** Begin Supplied information **

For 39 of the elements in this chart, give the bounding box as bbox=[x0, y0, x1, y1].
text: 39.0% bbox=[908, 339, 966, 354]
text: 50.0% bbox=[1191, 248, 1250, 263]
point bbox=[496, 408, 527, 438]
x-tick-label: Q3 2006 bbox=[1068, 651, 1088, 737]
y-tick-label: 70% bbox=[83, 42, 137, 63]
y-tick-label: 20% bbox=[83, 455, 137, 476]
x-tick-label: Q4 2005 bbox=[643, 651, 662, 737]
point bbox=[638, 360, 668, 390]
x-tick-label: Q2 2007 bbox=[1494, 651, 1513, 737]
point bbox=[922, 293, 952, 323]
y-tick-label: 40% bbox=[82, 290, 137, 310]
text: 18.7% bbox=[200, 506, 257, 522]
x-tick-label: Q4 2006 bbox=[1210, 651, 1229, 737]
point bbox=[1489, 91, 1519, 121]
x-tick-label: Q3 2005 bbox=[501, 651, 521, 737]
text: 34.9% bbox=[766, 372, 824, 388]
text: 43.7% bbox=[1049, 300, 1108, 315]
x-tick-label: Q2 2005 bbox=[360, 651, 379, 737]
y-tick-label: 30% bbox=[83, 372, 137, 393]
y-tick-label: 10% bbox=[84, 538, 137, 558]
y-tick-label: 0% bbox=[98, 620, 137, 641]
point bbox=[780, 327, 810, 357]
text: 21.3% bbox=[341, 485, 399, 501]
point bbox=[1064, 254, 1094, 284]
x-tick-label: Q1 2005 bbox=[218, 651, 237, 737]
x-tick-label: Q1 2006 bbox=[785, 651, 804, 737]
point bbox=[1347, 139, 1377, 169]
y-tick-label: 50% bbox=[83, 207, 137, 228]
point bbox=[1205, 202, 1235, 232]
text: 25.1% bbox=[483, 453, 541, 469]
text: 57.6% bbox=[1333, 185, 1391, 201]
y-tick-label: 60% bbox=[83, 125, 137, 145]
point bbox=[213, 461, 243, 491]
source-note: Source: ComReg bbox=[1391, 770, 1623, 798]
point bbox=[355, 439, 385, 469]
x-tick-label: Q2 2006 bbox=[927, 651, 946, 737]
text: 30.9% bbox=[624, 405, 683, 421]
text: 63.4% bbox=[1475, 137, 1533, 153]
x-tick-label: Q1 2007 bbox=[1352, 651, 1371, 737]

** End Supplied information **

## To do
Copy the listing above line for line, without changing anything.

## Answer
For 39 of the elements in this chart, give the bounding box as bbox=[x0, y0, x1, y1].
text: 39.0% bbox=[908, 339, 966, 354]
text: 50.0% bbox=[1191, 248, 1250, 263]
point bbox=[496, 408, 527, 438]
x-tick-label: Q3 2006 bbox=[1068, 651, 1088, 737]
y-tick-label: 70% bbox=[83, 42, 137, 63]
y-tick-label: 20% bbox=[83, 455, 137, 476]
x-tick-label: Q4 2005 bbox=[643, 651, 662, 737]
point bbox=[638, 360, 668, 390]
x-tick-label: Q2 2007 bbox=[1494, 651, 1513, 737]
point bbox=[922, 293, 952, 323]
y-tick-label: 40% bbox=[82, 290, 137, 310]
text: 18.7% bbox=[200, 506, 257, 522]
x-tick-label: Q4 2006 bbox=[1210, 651, 1229, 737]
point bbox=[1489, 91, 1519, 121]
x-tick-label: Q3 2005 bbox=[501, 651, 521, 737]
text: 34.9% bbox=[766, 372, 824, 388]
text: 43.7% bbox=[1049, 300, 1108, 315]
x-tick-label: Q2 2005 bbox=[360, 651, 379, 737]
y-tick-label: 30% bbox=[83, 372, 137, 393]
y-tick-label: 10% bbox=[84, 538, 137, 558]
y-tick-label: 0% bbox=[98, 620, 137, 641]
point bbox=[780, 327, 810, 357]
text: 21.3% bbox=[341, 485, 399, 501]
point bbox=[1064, 254, 1094, 284]
x-tick-label: Q1 2005 bbox=[218, 651, 237, 737]
x-tick-label: Q1 2006 bbox=[785, 651, 804, 737]
point bbox=[1347, 139, 1377, 169]
y-tick-label: 50% bbox=[83, 207, 137, 228]
point bbox=[1205, 202, 1235, 232]
text: 25.1% bbox=[483, 453, 541, 469]
text: 57.6% bbox=[1333, 185, 1391, 201]
y-tick-label: 60% bbox=[83, 125, 137, 145]
point bbox=[213, 461, 243, 491]
source-note: Source: ComReg bbox=[1391, 770, 1623, 798]
point bbox=[355, 439, 385, 469]
x-tick-label: Q2 2006 bbox=[927, 651, 946, 737]
text: 30.9% bbox=[624, 405, 683, 421]
text: 63.4% bbox=[1475, 137, 1533, 153]
x-tick-label: Q1 2007 bbox=[1352, 651, 1371, 737]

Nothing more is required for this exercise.